◆ Written task
Reproduce the records below exactly as they appear.

Recorded data

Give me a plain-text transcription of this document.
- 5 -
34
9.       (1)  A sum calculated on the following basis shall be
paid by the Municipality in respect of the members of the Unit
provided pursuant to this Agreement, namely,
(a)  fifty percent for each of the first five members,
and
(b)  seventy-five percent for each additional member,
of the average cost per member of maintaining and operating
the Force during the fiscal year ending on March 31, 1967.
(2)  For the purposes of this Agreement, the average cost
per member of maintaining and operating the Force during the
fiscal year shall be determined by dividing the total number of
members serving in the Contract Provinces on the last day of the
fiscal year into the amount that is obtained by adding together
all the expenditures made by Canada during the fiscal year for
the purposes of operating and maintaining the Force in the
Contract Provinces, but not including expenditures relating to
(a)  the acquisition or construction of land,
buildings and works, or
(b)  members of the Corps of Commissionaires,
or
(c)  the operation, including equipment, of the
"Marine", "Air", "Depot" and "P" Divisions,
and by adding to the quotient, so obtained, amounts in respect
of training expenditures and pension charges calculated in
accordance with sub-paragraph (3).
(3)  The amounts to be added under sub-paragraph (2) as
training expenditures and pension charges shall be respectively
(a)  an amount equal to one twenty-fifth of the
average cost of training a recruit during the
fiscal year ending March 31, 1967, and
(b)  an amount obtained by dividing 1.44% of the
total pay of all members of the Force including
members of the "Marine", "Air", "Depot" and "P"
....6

◆ Solution to the problem
Give me a plain-text transcription of this document.
- 5 -
34
9.       (1)  A sum calculated on the following basis shall be
paid by the Municipality in respect of the members of the Unit
provided pursuant to this Agreement, namely,
(a)  fifty percent for each of the first five members,
and
(b)  seventy-five percent for each additional member,
of the average cost per member of maintaining and operating
the Force during the fiscal year ending on March 31, 1967.
(2)  For the purposes of this Agreement, the average cost
per member of maintaining and operating the Force during the
fiscal year shall be determined by dividing the total number of
members serving in the Contract Provinces on the last day of the
fiscal year into the amount that is obtained by adding together
all the expenditures made by Canada during the fiscal year for
the purposes of operating and maintaining the Force in the
Contract Provinces, but not including expenditures relating to
(a)  the acquisition or construction of land,
buildings and works, or
(b)  members of the Corps of Commissionaires,
or
(c)  the operation, including equipment, of the
"Marine", "Air", "Depot" and "P" Divisions,
and by adding to the quotient, so obtained, amounts in respect
of training expenditures and pension charges calculated in
accordance with sub-paragraph (3).
(3)  The amounts to be added under sub-paragraph (2) as
training expenditures and pension charges shall be respectively
(a)  an amount equal to one twenty-fifth of the
average cost of training a recruit during the
fiscal year ending March 31, 1967, and
(b)  an amount obtained by dividing 1.44% of the
total pay of all members of the Force including
members of the "Marine", "Air", "Depot" and "P"
....6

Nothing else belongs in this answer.